EXERCISE
Print the entries in full, word for word, but not the pictures.

:: LISTED RECORDS ::

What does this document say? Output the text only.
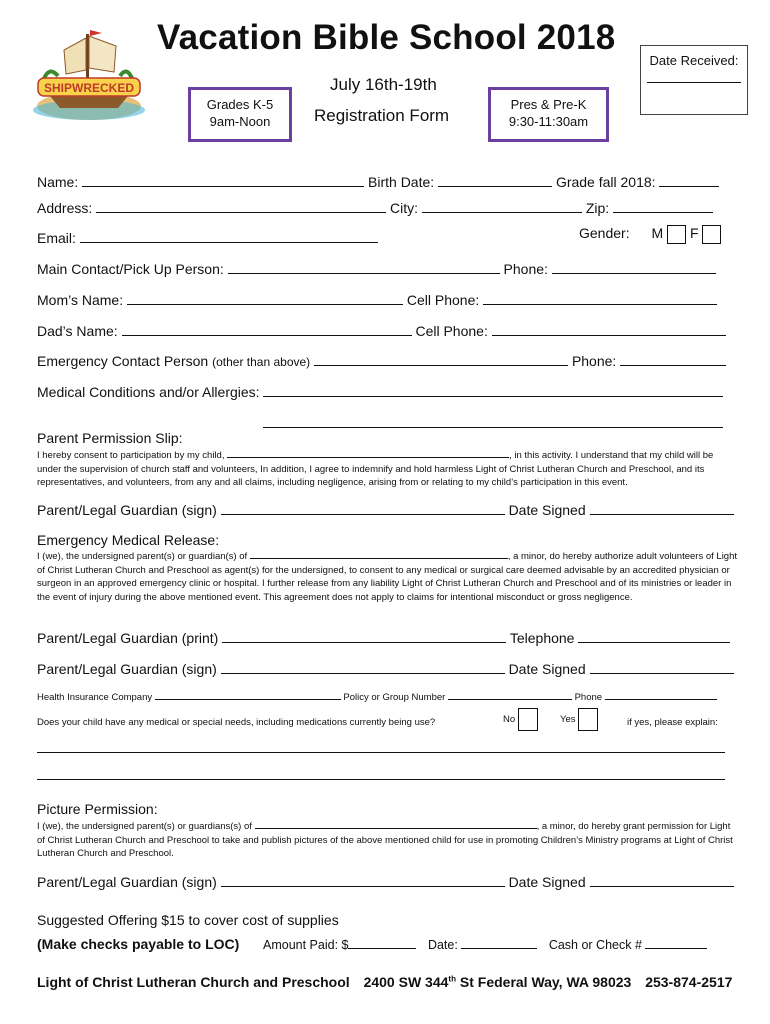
SHIPWRECKED
Vacation Bible School 2018
July 16th-19th
Registration Form
Grades K-5
9am-Noon
Pres & Pre-K
9:30-11:30am
Date Received:
Name:	Birth Date:	Grade fall 2018:
Address:	City:	Zip:
Email:	Gender: M F
Main Contact/Pick Up Person:	Phone:
Mom’s Name:	Cell Phone:
Dad’s Name:	Cell Phone:
Emergency Contact Person (other than above)	Phone:
Medical Conditions and/or Allergies:
Parent Permission Slip:
I hereby consent to participation by my child,	, in this activity. I understand that my child will be under the supervision of church staff and volunteers, In addition, I agree to indemnify and hold harmless Light of Christ Lutheran Church and Preschool, and its representatives, and volunteers, from any and all claims, including negligence, arising from or relating to my child’s participation in this event.
Parent/Legal Guardian (sign)	Date Signed
Emergency Medical Release:
I (we), the undersigned parent(s) or guardian(s) of	, a minor, do hereby authorize adult volunteers of Light of Christ Lutheran Church and Preschool as agent(s) for the undersigned, to consent to any medical or surgical care deemed advisable by an accredited physician or surgeon in an approved emergency clinic or hospital. I further release from any liability Light of Christ Lutheran Church and Preschool and of its ministries or leader in the event of injury during the above mentioned event. This agreement does not apply to claims for intentional misconduct or gross negligence.
Parent/Legal Guardian (print)	Telephone
Parent/Legal Guardian (sign)	Date Signed
Health Insurance Company	Policy or Group Number	Phone
Does your child have any medical or special needs, including medications currently being use?	No	Yes	if yes, please explain:
Picture Permission:
I (we), the undersigned parent(s) or guardians(s) of	, a minor, do hereby grant permission for Light of Christ Lutheran Church and Preschool to take and publish pictures of the above mentioned child for use in promoting Children’s Ministry programs at Light of Christ Lutheran Church and Preschool.
Parent/Legal Guardian (sign)	Date Signed
Suggested Offering $15 to cover cost of supplies
(Make checks payable to LOC) Amount Paid: $	Date:	Cash or Check #
Light of Christ Lutheran Church and Preschool 2400 SW 344th St Federal Way, WA 98023 253-874-2517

:::

CORRECT RESULT
What does this document say? Output the text only.
SHIPWRECKED
Vacation Bible School 2018
July 16th-19th
Registration Form
Grades K-5
9am-Noon
Pres & Pre-K
9:30-11:30am
Date Received:
Name:	Birth Date:	Grade fall 2018:
Address:	City:	Zip:
Email:	Gender: M F
Main Contact/Pick Up Person:	Phone:
Mom’s Name:	Cell Phone:
Dad’s Name:	Cell Phone:
Emergency Contact Person (other than above)	Phone:
Medical Conditions and/or Allergies:
Parent Permission Slip:
I hereby consent to participation by my child,	, in this activity. I understand that my child will be under the supervision of church staff and volunteers, In addition, I agree to indemnify and hold harmless Light of Christ Lutheran Church and Preschool, and its representatives, and volunteers, from any and all claims, including negligence, arising from or relating to my child’s participation in this event.
Parent/Legal Guardian (sign)	Date Signed
Emergency Medical Release:
I (we), the undersigned parent(s) or guardian(s) of	, a minor, do hereby authorize adult volunteers of Light of Christ Lutheran Church and Preschool as agent(s) for the undersigned, to consent to any medical or surgical care deemed advisable by an accredited physician or surgeon in an approved emergency clinic or hospital. I further release from any liability Light of Christ Lutheran Church and Preschool and of its ministries or leader in the event of injury during the above mentioned event. This agreement does not apply to claims for intentional misconduct or gross negligence.
Parent/Legal Guardian (print)	Telephone
Parent/Legal Guardian (sign)	Date Signed
Health Insurance Company	Policy or Group Number	Phone
Does your child have any medical or special needs, including medications currently being use?	No	Yes	if yes, please explain:
Picture Permission:
I (we), the undersigned parent(s) or guardians(s) of	, a minor, do hereby grant permission for Light of Christ Lutheran Church and Preschool to take and publish pictures of the above mentioned child for use in promoting Children’s Ministry programs at Light of Christ Lutheran Church and Preschool.
Parent/Legal Guardian (sign)	Date Signed
Suggested Offering $15 to cover cost of supplies
(Make checks payable to LOC) Amount Paid: $	Date:	Cash or Check #
Light of Christ Lutheran Church and Preschool 2400 SW 344th St Federal Way, WA 98023 253-874-2517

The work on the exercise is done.